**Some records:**
■ ■ ■ ■ ■

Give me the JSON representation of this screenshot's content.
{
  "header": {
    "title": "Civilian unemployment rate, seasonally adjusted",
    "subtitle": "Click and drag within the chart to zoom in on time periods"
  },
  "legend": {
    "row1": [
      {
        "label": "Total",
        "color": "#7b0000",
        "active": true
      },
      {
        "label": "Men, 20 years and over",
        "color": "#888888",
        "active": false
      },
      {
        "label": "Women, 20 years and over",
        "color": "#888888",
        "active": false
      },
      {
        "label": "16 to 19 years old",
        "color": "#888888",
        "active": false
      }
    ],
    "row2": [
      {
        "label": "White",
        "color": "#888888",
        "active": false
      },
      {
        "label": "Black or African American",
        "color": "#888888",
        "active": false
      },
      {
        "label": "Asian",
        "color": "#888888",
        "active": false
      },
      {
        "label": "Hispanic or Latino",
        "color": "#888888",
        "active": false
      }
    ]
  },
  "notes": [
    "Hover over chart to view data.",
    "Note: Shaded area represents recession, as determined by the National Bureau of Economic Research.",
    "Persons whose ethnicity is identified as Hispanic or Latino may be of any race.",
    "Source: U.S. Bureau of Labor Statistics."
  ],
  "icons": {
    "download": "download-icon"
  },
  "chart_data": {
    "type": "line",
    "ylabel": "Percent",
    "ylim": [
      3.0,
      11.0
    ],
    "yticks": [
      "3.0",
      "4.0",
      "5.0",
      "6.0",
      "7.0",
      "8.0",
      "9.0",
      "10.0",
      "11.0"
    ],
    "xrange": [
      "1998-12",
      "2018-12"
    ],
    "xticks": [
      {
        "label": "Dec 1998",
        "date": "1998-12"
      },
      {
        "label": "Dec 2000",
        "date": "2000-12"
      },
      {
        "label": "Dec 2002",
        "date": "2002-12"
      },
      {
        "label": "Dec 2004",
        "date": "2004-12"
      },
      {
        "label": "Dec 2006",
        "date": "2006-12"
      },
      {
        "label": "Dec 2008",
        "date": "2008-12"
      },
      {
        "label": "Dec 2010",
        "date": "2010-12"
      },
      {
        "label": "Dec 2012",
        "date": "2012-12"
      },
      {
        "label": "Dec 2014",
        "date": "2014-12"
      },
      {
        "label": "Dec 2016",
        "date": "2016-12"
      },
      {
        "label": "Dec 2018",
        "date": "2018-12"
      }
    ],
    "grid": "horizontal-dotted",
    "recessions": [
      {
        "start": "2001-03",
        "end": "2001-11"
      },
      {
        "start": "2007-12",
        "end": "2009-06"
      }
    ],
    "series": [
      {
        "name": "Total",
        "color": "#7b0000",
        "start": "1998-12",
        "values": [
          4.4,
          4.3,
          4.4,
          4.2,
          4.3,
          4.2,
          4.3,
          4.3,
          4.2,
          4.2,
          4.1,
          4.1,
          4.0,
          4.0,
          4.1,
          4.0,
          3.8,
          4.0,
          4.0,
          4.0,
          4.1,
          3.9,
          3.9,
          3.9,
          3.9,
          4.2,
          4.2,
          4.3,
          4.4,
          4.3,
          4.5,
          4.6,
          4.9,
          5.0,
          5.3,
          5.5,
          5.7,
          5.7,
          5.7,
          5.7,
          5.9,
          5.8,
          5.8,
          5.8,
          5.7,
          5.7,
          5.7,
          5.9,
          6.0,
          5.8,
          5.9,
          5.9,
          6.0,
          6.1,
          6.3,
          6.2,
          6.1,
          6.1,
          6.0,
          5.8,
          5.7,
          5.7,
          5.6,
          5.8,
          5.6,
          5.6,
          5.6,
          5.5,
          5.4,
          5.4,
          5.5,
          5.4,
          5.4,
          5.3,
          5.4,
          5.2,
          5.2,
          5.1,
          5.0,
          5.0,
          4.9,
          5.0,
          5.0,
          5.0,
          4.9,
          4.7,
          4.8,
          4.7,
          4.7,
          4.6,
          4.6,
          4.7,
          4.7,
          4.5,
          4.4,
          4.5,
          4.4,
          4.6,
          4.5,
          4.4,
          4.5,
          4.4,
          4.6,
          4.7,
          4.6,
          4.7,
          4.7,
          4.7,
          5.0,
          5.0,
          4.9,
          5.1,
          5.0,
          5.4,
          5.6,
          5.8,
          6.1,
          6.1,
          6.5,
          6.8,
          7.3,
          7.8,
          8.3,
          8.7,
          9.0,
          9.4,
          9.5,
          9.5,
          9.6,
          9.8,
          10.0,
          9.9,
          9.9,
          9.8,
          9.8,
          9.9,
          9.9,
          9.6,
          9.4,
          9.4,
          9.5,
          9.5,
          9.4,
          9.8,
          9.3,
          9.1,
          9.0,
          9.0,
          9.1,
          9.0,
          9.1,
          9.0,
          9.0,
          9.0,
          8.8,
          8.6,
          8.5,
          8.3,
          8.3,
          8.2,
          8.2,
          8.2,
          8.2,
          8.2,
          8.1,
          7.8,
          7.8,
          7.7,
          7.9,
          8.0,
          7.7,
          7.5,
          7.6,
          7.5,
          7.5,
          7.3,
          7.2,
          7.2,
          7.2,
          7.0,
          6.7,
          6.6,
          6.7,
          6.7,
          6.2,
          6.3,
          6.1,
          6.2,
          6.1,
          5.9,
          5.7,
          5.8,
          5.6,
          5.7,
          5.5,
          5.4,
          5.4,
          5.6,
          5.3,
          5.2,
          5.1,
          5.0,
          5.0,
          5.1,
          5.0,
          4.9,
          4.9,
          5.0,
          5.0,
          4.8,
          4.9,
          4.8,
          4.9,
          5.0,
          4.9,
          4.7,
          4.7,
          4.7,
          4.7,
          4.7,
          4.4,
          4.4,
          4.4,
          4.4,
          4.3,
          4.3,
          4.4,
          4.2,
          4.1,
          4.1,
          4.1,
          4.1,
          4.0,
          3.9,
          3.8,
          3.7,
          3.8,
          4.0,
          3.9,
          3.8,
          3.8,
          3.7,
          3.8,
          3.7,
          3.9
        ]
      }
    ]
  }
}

■ ■ ■ ■ ■

**Short exercise:**
Print out all the entries precisely as written.

**Reply to the exercise:**
Give me the JSON representation of this screenshot's content.
{
  "header": {
    "title": "Civilian unemployment rate, seasonally adjusted",
    "subtitle": "Click and drag within the chart to zoom in on time periods"
  },
  "legend": {
    "row1": [
      {
        "label": "Total",
        "color": "#7b0000",
        "active": true
      },
      {
        "label": "Men, 20 years and over",
        "color": "#888888",
        "active": false
      },
      {
        "label": "Women, 20 years and over",
        "color": "#888888",
        "active": false
      },
      {
        "label": "16 to 19 years old",
        "color": "#888888",
        "active": false
      }
    ],
    "row2": [
      {
        "label": "White",
        "color": "#888888",
        "active": false
      },
      {
        "label": "Black or African American",
        "color": "#888888",
        "active": false
      },
      {
        "label": "Asian",
        "color": "#888888",
        "active": false
      },
      {
        "label": "Hispanic or Latino",
        "color": "#888888",
        "active": false
      }
    ]
  },
  "notes": [
    "Hover over chart to view data.",
    "Note: Shaded area represents recession, as determined by the National Bureau of Economic Research.",
    "Persons whose ethnicity is identified as Hispanic or Latino may be of any race.",
    "Source: U.S. Bureau of Labor Statistics."
  ],
  "icons": {
    "download": "download-icon"
  },
  "chart_data": {
    "type": "line",
    "ylabel": "Percent",
    "ylim": [
      3.0,
      11.0
    ],
    "yticks": [
      "3.0",
      "4.0",
      "5.0",
      "6.0",
      "7.0",
      "8.0",
      "9.0",
      "10.0",
      "11.0"
    ],
    "xrange": [
      "1998-12",
      "2018-12"
    ],
    "xticks": [
      {
        "label": "Dec 1998",
        "date": "1998-12"
      },
      {
        "label": "Dec 2000",
        "date": "2000-12"
      },
      {
        "label": "Dec 2002",
        "date": "2002-12"
      },
      {
        "label": "Dec 2004",
        "date": "2004-12"
      },
      {
        "label": "Dec 2006",
        "date": "2006-12"
      },
      {
        "label": "Dec 2008",
        "date": "2008-12"
      },
      {
        "label": "Dec 2010",
        "date": "2010-12"
      },
      {
        "label": "Dec 2012",
        "date": "2012-12"
      },
      {
        "label": "Dec 2014",
        "date": "2014-12"
      },
      {
        "label": "Dec 2016",
        "date": "2016-12"
      },
      {
        "label": "Dec 2018",
        "date": "2018-12"
      }
    ],
    "grid": "horizontal-dotted",
    "recessions": [
      {
        "start": "2001-03",
        "end": "2001-11"
      },
      {
        "start": "2007-12",
        "end": "2009-06"
      }
    ],
    "series": [
      {
        "name": "Total",
        "color": "#7b0000",
        "start": "1998-12",
        "values": [
          4.4,
          4.3,
          4.4,
          4.2,
          4.3,
          4.2,
          4.3,
          4.3,
          4.2,
          4.2,
          4.1,
          4.1,
          4.0,
          4.0,
          4.1,
          4.0,
          3.8,
          4.0,
          4.0,
          4.0,
          4.1,
          3.9,
          3.9,
          3.9,
          3.9,
          4.2,
          4.2,
          4.3,
          4.4,
          4.3,
          4.5,
          4.6,
          4.9,
          5.0,
          5.3,
          5.5,
          5.7,
          5.7,
          5.7,
          5.7,
          5.9,
          5.8,
          5.8,
          5.8,
          5.7,
          5.7,
          5.7,
          5.9,
          6.0,
          5.8,
          5.9,
          5.9,
          6.0,
          6.1,
          6.3,
          6.2,
          6.1,
          6.1,
          6.0,
          5.8,
          5.7,
          5.7,
          5.6,
          5.8,
          5.6,
          5.6,
          5.6,
          5.5,
          5.4,
          5.4,
          5.5,
          5.4,
          5.4,
          5.3,
          5.4,
          5.2,
          5.2,
          5.1,
          5.0,
          5.0,
          4.9,
          5.0,
          5.0,
          5.0,
          4.9,
          4.7,
          4.8,
          4.7,
          4.7,
          4.6,
          4.6,
          4.7,
          4.7,
          4.5,
          4.4,
          4.5,
          4.4,
          4.6,
          4.5,
          4.4,
          4.5,
          4.4,
          4.6,
          4.7,
          4.6,
          4.7,
          4.7,
          4.7,
          5.0,
          5.0,
          4.9,
          5.1,
          5.0,
          5.4,
          5.6,
          5.8,
          6.1,
          6.1,
          6.5,
          6.8,
          7.3,
          7.8,
          8.3,
          8.7,
          9.0,
          9.4,
          9.5,
          9.5,
          9.6,
          9.8,
          10.0,
          9.9,
          9.9,
          9.8,
          9.8,
          9.9,
          9.9,
          9.6,
          9.4,
          9.4,
          9.5,
          9.5,
          9.4,
          9.8,
          9.3,
          9.1,
          9.0,
          9.0,
          9.1,
          9.0,
          9.1,
          9.0,
          9.0,
          9.0,
          8.8,
          8.6,
          8.5,
          8.3,
          8.3,
          8.2,
          8.2,
          8.2,
          8.2,
          8.2,
          8.1,
          7.8,
          7.8,
          7.7,
          7.9,
          8.0,
          7.7,
          7.5,
          7.6,
          7.5,
          7.5,
          7.3,
          7.2,
          7.2,
          7.2,
          7.0,
          6.7,
          6.6,
          6.7,
          6.7,
          6.2,
          6.3,
          6.1,
          6.2,
          6.1,
          5.9,
          5.7,
          5.8,
          5.6,
          5.7,
          5.5,
          5.4,
          5.4,
          5.6,
          5.3,
          5.2,
          5.1,
          5.0,
          5.0,
          5.1,
          5.0,
          4.9,
          4.9,
          5.0,
          5.0,
          4.8,
          4.9,
          4.8,
          4.9,
          5.0,
          4.9,
          4.7,
          4.7,
          4.7,
          4.7,
          4.7,
          4.4,
          4.4,
          4.4,
          4.4,
          4.3,
          4.3,
          4.4,
          4.2,
          4.1,
          4.1,
          4.1,
          4.1,
          4.0,
          3.9,
          3.8,
          3.7,
          3.8,
          4.0,
          3.9,
          3.8,
          3.8,
          3.7,
          3.8,
          3.7,
          3.9
        ]
      }
    ]
  }
}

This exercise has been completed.